▸ **PROBLEM STATEMENT**:
Collect every line of the records below that contains the word "text".

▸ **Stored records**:
-.-.-

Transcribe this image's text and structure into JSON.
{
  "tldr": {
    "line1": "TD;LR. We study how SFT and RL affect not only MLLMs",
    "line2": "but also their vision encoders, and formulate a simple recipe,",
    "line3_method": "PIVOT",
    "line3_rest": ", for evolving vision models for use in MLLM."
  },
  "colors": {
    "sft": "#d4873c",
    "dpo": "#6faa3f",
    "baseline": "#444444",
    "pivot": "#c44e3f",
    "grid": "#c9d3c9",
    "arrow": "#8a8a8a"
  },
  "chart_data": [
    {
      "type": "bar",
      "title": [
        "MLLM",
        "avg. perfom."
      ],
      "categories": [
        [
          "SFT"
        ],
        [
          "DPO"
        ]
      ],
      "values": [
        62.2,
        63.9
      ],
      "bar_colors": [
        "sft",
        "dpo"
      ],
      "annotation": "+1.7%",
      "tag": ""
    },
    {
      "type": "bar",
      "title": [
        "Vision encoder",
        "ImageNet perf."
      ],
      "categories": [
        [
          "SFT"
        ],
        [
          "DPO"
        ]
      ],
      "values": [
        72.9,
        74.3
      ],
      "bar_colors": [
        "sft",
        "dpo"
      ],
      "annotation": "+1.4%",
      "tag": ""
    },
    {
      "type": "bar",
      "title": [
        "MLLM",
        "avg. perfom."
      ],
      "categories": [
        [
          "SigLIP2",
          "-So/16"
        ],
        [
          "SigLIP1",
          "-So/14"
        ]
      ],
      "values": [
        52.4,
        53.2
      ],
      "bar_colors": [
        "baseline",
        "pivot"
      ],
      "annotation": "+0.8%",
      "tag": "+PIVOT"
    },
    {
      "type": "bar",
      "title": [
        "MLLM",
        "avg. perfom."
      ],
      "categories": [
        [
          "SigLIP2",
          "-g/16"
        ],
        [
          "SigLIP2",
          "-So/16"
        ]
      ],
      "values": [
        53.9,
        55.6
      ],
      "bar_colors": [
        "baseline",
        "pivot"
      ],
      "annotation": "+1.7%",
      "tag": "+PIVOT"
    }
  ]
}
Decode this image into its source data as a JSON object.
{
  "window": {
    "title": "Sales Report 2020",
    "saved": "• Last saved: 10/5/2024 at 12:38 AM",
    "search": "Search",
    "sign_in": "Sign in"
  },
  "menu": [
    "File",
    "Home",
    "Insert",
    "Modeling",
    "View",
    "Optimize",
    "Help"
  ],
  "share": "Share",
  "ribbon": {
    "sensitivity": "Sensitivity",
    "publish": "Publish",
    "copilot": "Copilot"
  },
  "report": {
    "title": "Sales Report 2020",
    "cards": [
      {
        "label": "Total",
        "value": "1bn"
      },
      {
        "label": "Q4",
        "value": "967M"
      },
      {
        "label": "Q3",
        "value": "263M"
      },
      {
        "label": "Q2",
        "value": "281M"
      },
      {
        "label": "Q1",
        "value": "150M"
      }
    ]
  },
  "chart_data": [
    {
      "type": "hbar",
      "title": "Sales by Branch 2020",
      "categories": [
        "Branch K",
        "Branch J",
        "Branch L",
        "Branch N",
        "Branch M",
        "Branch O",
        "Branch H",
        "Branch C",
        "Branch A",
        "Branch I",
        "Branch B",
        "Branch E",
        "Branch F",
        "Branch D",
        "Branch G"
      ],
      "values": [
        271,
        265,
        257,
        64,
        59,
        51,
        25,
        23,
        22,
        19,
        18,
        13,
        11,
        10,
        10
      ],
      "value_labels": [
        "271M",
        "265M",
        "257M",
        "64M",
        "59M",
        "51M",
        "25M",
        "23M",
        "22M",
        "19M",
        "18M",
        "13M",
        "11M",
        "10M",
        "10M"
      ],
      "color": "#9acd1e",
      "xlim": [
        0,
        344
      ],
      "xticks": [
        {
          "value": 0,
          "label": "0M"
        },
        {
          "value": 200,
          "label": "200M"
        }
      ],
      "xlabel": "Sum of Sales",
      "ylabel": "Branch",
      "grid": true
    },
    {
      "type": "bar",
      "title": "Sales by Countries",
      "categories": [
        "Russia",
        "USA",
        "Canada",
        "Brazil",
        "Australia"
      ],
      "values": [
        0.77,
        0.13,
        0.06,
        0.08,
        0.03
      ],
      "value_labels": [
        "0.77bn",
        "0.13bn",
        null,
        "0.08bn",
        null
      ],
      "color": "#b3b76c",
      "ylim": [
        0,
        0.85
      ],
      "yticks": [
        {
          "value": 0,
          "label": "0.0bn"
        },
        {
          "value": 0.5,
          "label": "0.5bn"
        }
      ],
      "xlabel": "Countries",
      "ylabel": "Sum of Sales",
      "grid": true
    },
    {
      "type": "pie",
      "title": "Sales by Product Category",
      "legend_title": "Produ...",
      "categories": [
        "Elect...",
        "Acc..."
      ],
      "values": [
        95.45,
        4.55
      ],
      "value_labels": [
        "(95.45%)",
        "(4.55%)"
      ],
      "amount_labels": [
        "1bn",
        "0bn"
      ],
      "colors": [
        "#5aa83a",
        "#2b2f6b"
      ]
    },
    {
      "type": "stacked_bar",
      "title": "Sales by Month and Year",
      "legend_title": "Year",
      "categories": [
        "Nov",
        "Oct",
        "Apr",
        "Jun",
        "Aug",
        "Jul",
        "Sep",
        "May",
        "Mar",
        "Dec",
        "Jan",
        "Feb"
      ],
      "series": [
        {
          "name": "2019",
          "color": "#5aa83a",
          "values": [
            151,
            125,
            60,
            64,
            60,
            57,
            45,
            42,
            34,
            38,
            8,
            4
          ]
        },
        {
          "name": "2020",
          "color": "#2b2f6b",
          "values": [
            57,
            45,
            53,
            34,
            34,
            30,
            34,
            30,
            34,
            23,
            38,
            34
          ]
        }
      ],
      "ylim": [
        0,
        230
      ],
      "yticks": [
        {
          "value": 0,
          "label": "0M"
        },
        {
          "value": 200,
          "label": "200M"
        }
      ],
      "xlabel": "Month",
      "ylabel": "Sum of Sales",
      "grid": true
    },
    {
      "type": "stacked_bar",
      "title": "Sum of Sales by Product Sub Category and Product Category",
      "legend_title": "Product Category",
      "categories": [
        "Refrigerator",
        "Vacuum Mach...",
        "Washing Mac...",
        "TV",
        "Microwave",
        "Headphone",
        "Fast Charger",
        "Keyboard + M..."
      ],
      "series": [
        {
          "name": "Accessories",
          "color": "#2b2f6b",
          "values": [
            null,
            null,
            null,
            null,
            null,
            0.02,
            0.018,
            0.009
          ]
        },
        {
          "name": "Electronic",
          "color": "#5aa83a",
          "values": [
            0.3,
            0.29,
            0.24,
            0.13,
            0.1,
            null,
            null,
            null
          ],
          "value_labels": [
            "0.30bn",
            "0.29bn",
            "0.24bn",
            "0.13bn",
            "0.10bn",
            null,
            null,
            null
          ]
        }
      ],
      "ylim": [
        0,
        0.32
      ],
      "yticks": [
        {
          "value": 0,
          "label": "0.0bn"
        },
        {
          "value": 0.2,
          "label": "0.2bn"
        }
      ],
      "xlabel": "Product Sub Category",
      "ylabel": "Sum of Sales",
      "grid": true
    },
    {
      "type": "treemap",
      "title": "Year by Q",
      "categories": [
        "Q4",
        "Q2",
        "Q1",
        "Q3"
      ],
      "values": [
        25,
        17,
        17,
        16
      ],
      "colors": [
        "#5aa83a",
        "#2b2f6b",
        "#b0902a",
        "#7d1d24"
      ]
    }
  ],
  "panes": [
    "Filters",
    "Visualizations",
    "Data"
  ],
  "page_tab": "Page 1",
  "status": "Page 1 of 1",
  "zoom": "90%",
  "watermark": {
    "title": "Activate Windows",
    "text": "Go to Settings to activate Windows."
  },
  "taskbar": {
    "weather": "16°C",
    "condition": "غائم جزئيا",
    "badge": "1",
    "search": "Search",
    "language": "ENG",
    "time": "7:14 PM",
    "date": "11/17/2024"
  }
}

-.-.-

▸ **FINISHED EXERCISE**:
Transcribe this image's text and structure into JSON.
    "text": "Go to Settings to activate Windows."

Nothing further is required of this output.